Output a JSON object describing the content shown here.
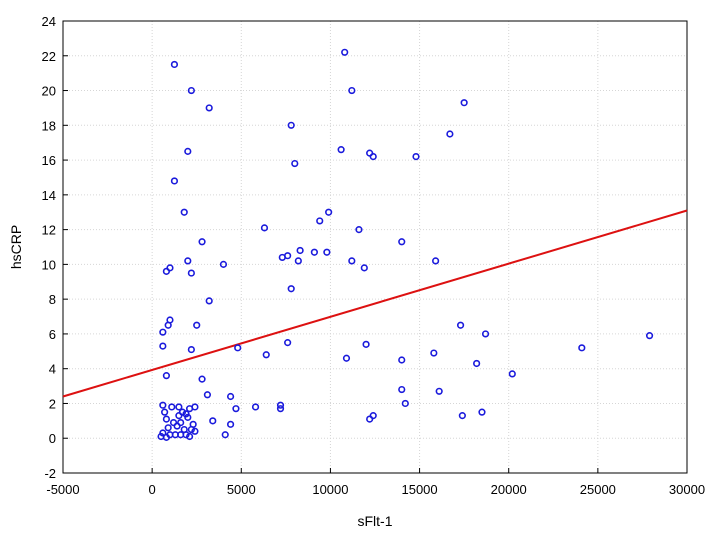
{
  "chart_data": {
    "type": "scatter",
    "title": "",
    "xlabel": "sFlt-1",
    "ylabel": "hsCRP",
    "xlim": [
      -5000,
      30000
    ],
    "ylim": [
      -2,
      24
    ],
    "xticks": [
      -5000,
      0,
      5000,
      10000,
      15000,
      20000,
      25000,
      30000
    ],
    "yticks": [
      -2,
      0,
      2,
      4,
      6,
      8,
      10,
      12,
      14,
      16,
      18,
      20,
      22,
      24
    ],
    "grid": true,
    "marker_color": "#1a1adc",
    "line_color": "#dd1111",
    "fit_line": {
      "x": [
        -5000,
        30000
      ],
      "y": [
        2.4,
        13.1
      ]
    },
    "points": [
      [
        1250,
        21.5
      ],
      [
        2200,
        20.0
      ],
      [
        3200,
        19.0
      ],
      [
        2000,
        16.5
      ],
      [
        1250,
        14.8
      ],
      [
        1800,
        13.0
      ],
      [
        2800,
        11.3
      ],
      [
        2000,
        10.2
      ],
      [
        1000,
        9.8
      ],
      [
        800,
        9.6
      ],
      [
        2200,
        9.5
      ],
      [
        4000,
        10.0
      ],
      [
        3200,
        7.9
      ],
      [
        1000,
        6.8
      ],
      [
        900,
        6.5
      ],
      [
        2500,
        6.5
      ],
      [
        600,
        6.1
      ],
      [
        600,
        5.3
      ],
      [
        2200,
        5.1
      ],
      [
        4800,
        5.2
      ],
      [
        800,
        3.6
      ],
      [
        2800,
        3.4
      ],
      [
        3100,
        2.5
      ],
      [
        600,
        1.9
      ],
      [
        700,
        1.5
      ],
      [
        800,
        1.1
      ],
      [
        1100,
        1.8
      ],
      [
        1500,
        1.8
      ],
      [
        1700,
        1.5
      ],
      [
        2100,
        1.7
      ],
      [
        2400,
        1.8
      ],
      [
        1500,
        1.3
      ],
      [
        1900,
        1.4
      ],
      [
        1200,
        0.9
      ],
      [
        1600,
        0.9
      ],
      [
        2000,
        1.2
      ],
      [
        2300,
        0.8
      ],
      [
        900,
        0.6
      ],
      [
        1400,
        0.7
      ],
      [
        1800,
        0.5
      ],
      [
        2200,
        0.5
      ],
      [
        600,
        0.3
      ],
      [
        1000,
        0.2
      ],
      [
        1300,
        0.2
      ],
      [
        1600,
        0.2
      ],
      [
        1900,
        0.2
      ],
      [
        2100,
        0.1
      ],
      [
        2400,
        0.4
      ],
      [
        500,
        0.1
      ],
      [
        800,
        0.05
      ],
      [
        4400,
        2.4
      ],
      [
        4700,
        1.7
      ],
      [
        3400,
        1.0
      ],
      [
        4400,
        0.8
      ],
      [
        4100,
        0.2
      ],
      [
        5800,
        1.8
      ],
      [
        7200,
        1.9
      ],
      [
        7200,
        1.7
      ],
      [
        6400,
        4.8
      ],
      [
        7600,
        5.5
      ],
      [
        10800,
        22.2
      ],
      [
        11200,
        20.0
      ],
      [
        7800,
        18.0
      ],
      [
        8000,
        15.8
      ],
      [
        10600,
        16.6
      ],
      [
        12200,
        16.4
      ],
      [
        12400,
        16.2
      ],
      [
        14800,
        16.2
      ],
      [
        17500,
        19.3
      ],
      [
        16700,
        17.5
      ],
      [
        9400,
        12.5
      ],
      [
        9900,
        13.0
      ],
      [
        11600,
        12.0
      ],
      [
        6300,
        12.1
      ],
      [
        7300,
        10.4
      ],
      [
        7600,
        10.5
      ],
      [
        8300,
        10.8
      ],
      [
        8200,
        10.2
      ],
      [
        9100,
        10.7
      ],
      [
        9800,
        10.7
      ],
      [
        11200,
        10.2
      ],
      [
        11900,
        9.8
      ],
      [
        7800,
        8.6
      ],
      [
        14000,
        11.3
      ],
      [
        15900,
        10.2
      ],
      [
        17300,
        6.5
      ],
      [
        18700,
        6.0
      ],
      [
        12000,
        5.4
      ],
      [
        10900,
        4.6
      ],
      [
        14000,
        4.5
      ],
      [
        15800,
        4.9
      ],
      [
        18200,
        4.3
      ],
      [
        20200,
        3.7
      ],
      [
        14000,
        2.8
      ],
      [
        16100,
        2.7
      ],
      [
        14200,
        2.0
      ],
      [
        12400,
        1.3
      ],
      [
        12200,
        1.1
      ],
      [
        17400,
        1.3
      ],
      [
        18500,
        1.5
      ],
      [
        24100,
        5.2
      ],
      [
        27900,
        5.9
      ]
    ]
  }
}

──────

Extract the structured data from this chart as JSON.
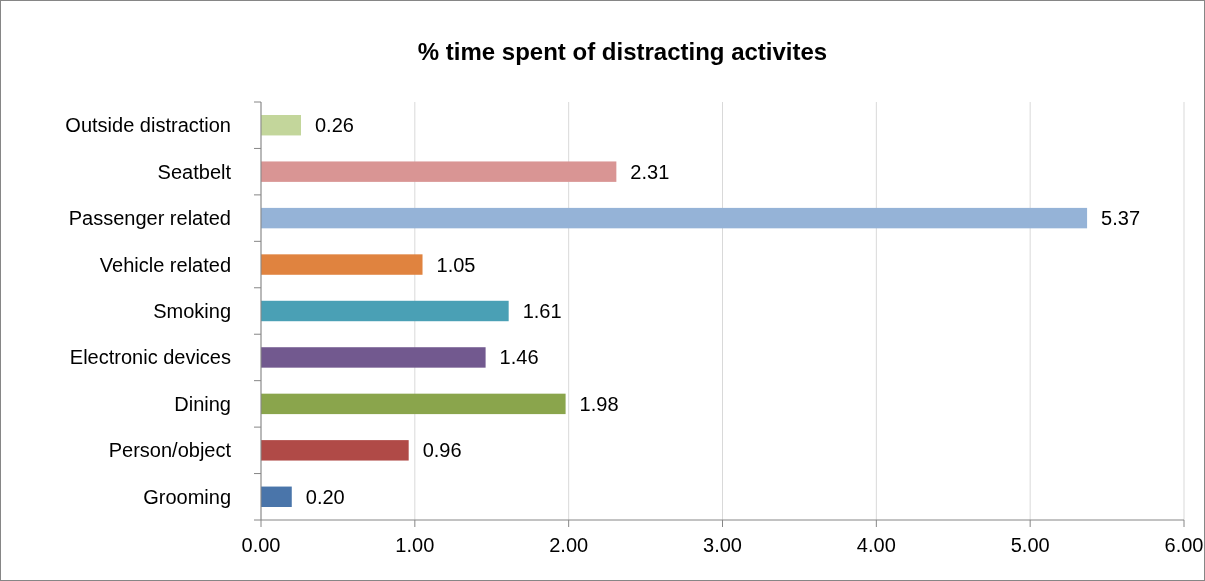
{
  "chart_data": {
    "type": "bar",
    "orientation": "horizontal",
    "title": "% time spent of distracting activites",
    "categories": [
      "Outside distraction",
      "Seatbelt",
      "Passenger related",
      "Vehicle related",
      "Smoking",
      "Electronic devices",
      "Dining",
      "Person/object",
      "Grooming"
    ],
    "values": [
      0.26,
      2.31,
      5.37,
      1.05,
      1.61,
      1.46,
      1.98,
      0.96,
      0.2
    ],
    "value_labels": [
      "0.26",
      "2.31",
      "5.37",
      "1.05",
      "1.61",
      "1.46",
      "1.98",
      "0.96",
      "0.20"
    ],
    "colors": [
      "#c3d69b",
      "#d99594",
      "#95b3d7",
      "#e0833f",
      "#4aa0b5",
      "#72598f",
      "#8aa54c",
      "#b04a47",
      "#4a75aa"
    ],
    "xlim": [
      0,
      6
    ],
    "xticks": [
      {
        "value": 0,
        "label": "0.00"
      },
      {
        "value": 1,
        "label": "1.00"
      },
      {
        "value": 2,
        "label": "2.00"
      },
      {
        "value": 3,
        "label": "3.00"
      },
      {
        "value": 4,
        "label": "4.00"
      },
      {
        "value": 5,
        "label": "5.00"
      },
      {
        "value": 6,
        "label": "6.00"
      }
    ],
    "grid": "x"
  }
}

──────

#### [Set task]
Above are lines of data; state how many of them contain the word "object", with no other output.

#### [Right answer]
2